**What is expected**
Search the listing for "name" and copy every line where it appears.

**Lines of data**
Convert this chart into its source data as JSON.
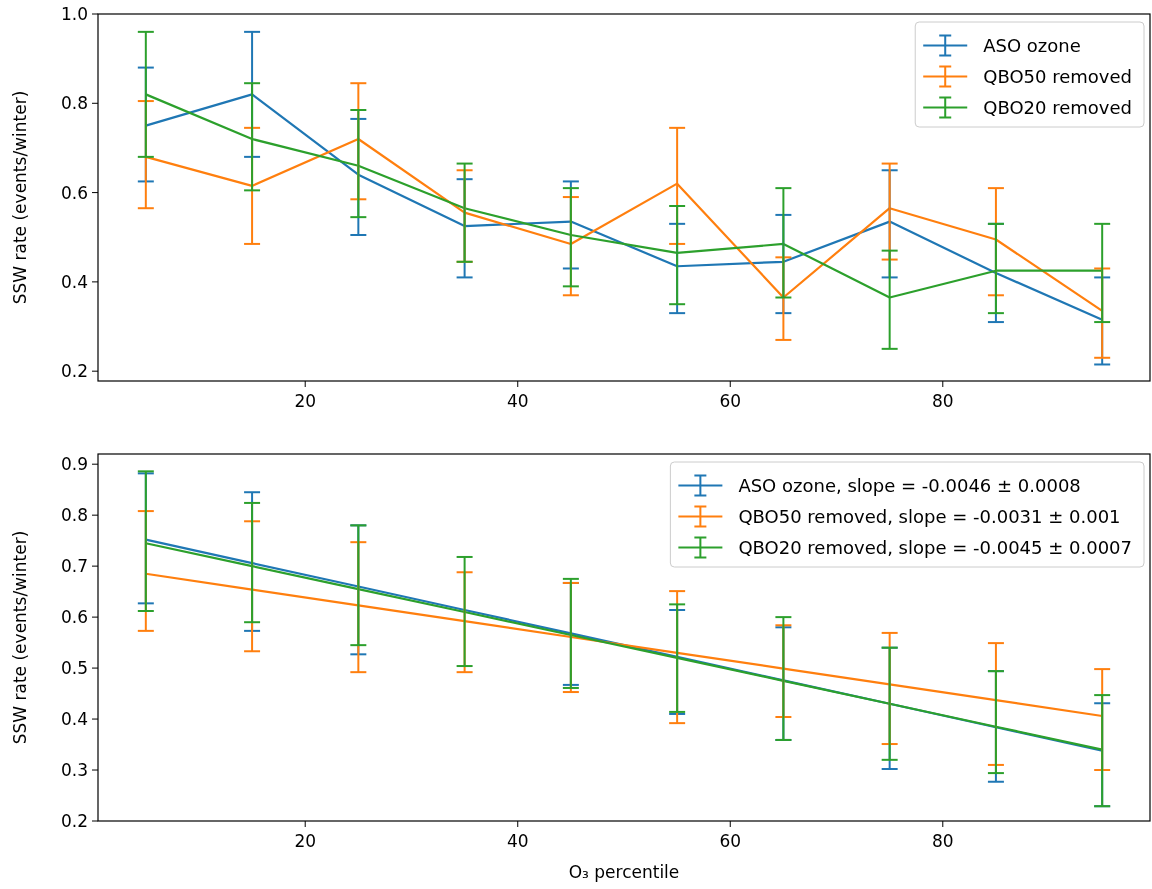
{
  "chart_data": [
    {
      "type": "line",
      "ylabel": "SSW rate (events/winter)",
      "x": [
        5,
        15,
        25,
        35,
        45,
        55,
        65,
        75,
        85,
        95
      ],
      "xlim": [
        0.5,
        99.5
      ],
      "xticks": [
        20,
        40,
        60,
        80
      ],
      "ylim": [
        0.178,
        1.0
      ],
      "yticks": [
        0.2,
        0.4,
        0.6,
        0.8,
        {
          "value": 1.0,
          "label": "1.0"
        }
      ],
      "legend": "top right",
      "series": [
        {
          "name": "ASO ozone",
          "color": "#1f77b4",
          "values": [
            0.75,
            0.82,
            0.64,
            0.525,
            0.535,
            0.435,
            0.445,
            0.535,
            0.42,
            0.315
          ],
          "errors": [
            [
              0.625,
              0.88
            ],
            [
              0.68,
              0.96
            ],
            [
              0.505,
              0.765
            ],
            [
              0.41,
              0.63
            ],
            [
              0.43,
              0.625
            ],
            [
              0.33,
              0.53
            ],
            [
              0.33,
              0.55
            ],
            [
              0.41,
              0.65
            ],
            [
              0.31,
              0.53
            ],
            [
              0.215,
              0.41
            ]
          ]
        },
        {
          "name": "QBO50  removed",
          "color": "#ff7f0e",
          "values": [
            0.68,
            0.615,
            0.72,
            0.555,
            0.485,
            0.62,
            0.365,
            0.565,
            0.495,
            0.335
          ],
          "errors": [
            [
              0.565,
              0.805
            ],
            [
              0.485,
              0.745
            ],
            [
              0.585,
              0.845
            ],
            [
              0.445,
              0.65
            ],
            [
              0.37,
              0.59
            ],
            [
              0.485,
              0.745
            ],
            [
              0.27,
              0.455
            ],
            [
              0.45,
              0.665
            ],
            [
              0.37,
              0.61
            ],
            [
              0.23,
              0.43
            ]
          ]
        },
        {
          "name": "QBO20 removed",
          "color": "#2ca02c",
          "values": [
            0.82,
            0.72,
            0.66,
            0.565,
            0.505,
            0.465,
            0.485,
            0.365,
            0.425,
            0.425
          ],
          "errors": [
            [
              0.68,
              0.96
            ],
            [
              0.605,
              0.845
            ],
            [
              0.545,
              0.785
            ],
            [
              0.445,
              0.665
            ],
            [
              0.39,
              0.61
            ],
            [
              0.35,
              0.57
            ],
            [
              0.365,
              0.61
            ],
            [
              0.25,
              0.47
            ],
            [
              0.33,
              0.53
            ],
            [
              0.31,
              0.53
            ]
          ]
        }
      ]
    },
    {
      "type": "line",
      "xlabel": "O₃ percentile",
      "ylabel": "SSW rate (events/winter)",
      "x": [
        5,
        15,
        25,
        35,
        45,
        55,
        65,
        75,
        85,
        95
      ],
      "xlim": [
        0.5,
        99.5
      ],
      "xticks": [
        20,
        40,
        60,
        80
      ],
      "ylim": [
        0.2,
        0.92
      ],
      "yticks": [
        0.2,
        0.3,
        0.4,
        0.5,
        0.6,
        0.7,
        0.8,
        0.9
      ],
      "legend": "top right",
      "series": [
        {
          "name": "ASO ozone, slope = -0.0046 ± 0.0008",
          "color": "#1f77b4",
          "values": [
            0.752,
            0.706,
            0.66,
            0.614,
            0.568,
            0.522,
            0.476,
            0.43,
            0.384,
            0.338
          ],
          "errors": [
            [
              0.627,
              0.882
            ],
            [
              0.573,
              0.845
            ],
            [
              0.527,
              0.78
            ],
            null,
            [
              0.467,
              0.667
            ],
            [
              0.41,
              0.614
            ],
            [
              0.359,
              0.58
            ],
            [
              0.302,
              0.54
            ],
            [
              0.277,
              0.494
            ],
            [
              0.229,
              0.431
            ]
          ]
        },
        {
          "name": "QBO50  removed, slope = -0.0031 ± 0.001",
          "color": "#ff7f0e",
          "values": [
            0.685,
            0.654,
            0.623,
            0.592,
            0.561,
            0.53,
            0.499,
            0.468,
            0.437,
            0.406
          ],
          "errors": [
            [
              0.573,
              0.808
            ],
            [
              0.533,
              0.788
            ],
            [
              0.492,
              0.747
            ],
            [
              0.492,
              0.688
            ],
            [
              0.453,
              0.667
            ],
            [
              0.392,
              0.651
            ],
            [
              0.404,
              0.584
            ],
            [
              0.351,
              0.569
            ],
            [
              0.31,
              0.549
            ],
            [
              0.3,
              0.498
            ]
          ]
        },
        {
          "name": "QBO20 removed, slope = -0.0045 ± 0.0007",
          "color": "#2ca02c",
          "values": [
            0.745,
            0.7,
            0.655,
            0.61,
            0.565,
            0.52,
            0.475,
            0.43,
            0.385,
            0.34
          ],
          "errors": [
            [
              0.612,
              0.886
            ],
            [
              0.59,
              0.824
            ],
            [
              0.545,
              0.78
            ],
            [
              0.504,
              0.718
            ],
            [
              0.461,
              0.675
            ],
            [
              0.414,
              0.625
            ],
            [
              0.359,
              0.6
            ],
            [
              0.32,
              0.54
            ],
            [
              0.294,
              0.494
            ],
            [
              0.229,
              0.447
            ]
          ]
        }
      ]
    }
  ]
}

**Written answer**
          "name": "ASO ozone",
          "name": "QBO50  removed",
          "name": "QBO20 removed",
          "name": "ASO ozone, slope = -0.0046 ± 0.0008",
          "name": "QBO50  removed, slope = -0.0031 ± 0.001",
          "name": "QBO20 removed, slope = -0.0045 ± 0.0007",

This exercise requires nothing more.